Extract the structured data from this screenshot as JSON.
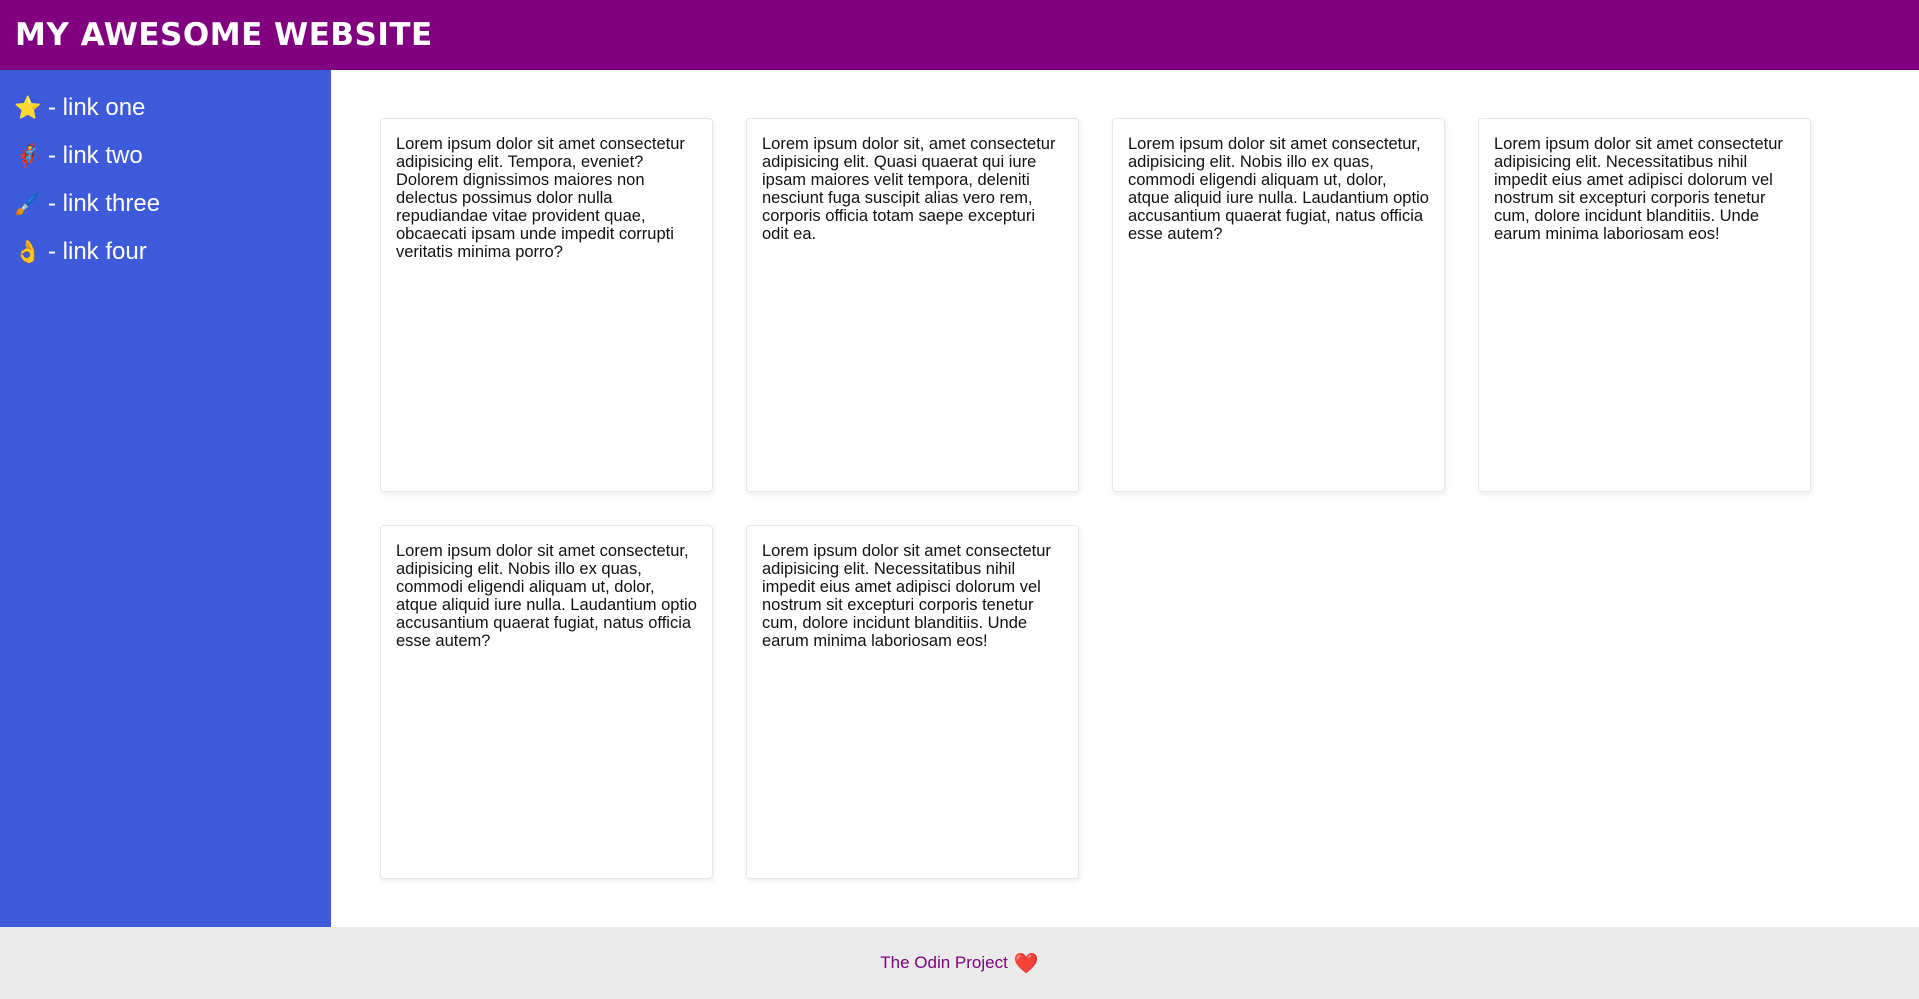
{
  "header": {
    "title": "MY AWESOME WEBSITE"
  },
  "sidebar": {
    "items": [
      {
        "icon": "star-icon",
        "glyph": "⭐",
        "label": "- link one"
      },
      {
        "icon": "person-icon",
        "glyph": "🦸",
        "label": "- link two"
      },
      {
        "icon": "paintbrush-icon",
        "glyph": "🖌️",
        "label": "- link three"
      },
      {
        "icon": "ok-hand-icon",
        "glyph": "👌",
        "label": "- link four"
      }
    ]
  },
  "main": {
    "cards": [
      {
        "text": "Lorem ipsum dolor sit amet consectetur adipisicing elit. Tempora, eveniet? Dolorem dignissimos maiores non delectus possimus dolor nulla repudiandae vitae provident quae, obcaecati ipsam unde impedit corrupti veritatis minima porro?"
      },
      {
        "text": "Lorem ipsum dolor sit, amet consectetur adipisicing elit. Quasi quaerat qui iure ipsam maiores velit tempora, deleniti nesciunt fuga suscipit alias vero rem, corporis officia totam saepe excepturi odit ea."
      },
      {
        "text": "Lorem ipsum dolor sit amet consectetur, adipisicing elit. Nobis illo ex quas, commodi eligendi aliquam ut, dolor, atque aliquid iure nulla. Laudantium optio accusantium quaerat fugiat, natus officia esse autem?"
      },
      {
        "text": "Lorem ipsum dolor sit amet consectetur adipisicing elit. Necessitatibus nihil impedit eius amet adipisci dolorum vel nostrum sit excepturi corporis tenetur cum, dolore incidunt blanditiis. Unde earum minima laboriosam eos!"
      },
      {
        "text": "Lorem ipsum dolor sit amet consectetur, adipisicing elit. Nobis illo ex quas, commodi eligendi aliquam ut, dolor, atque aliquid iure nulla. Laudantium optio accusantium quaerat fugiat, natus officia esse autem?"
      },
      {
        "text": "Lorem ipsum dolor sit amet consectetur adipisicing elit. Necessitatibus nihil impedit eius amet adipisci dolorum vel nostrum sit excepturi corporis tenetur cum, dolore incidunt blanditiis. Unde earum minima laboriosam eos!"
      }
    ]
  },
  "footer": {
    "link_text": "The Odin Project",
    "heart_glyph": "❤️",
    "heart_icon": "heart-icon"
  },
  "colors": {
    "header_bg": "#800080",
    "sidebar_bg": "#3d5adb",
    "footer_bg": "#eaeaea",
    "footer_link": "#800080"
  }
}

EXERCISE OBJECTIVE:
Without the pictures, restate each entry exactly.

ANSWER TO THIS EXERCISE:
Extract the structured data from this screenshot as JSON.
{
  "header": {
    "title": "MY AWESOME WEBSITE"
  },
  "sidebar": {
    "items": [
      {
        "icon": "star-icon",
        "glyph": "⭐",
        "label": "- link one"
      },
      {
        "icon": "person-icon",
        "glyph": "🦸",
        "label": "- link two"
      },
      {
        "icon": "paintbrush-icon",
        "glyph": "🖌️",
        "label": "- link three"
      },
      {
        "icon": "ok-hand-icon",
        "glyph": "👌",
        "label": "- link four"
      }
    ]
  },
  "main": {
    "cards": [
      {
        "text": "Lorem ipsum dolor sit amet consectetur adipisicing elit. Tempora, eveniet? Dolorem dignissimos maiores non delectus possimus dolor nulla repudiandae vitae provident quae, obcaecati ipsam unde impedit corrupti veritatis minima porro?"
      },
      {
        "text": "Lorem ipsum dolor sit, amet consectetur adipisicing elit. Quasi quaerat qui iure ipsam maiores velit tempora, deleniti nesciunt fuga suscipit alias vero rem, corporis officia totam saepe excepturi odit ea."
      },
      {
        "text": "Lorem ipsum dolor sit amet consectetur, adipisicing elit. Nobis illo ex quas, commodi eligendi aliquam ut, dolor, atque aliquid iure nulla. Laudantium optio accusantium quaerat fugiat, natus officia esse autem?"
      },
      {
        "text": "Lorem ipsum dolor sit amet consectetur adipisicing elit. Necessitatibus nihil impedit eius amet adipisci dolorum vel nostrum sit excepturi corporis tenetur cum, dolore incidunt blanditiis. Unde earum minima laboriosam eos!"
      },
      {
        "text": "Lorem ipsum dolor sit amet consectetur, adipisicing elit. Nobis illo ex quas, commodi eligendi aliquam ut, dolor, atque aliquid iure nulla. Laudantium optio accusantium quaerat fugiat, natus officia esse autem?"
      },
      {
        "text": "Lorem ipsum dolor sit amet consectetur adipisicing elit. Necessitatibus nihil impedit eius amet adipisci dolorum vel nostrum sit excepturi corporis tenetur cum, dolore incidunt blanditiis. Unde earum minima laboriosam eos!"
      }
    ]
  },
  "footer": {
    "link_text": "The Odin Project",
    "heart_glyph": "❤️",
    "heart_icon": "heart-icon"
  },
  "colors": {
    "header_bg": "#800080",
    "sidebar_bg": "#3d5adb",
    "footer_bg": "#eaeaea",
    "footer_link": "#800080"
  }
}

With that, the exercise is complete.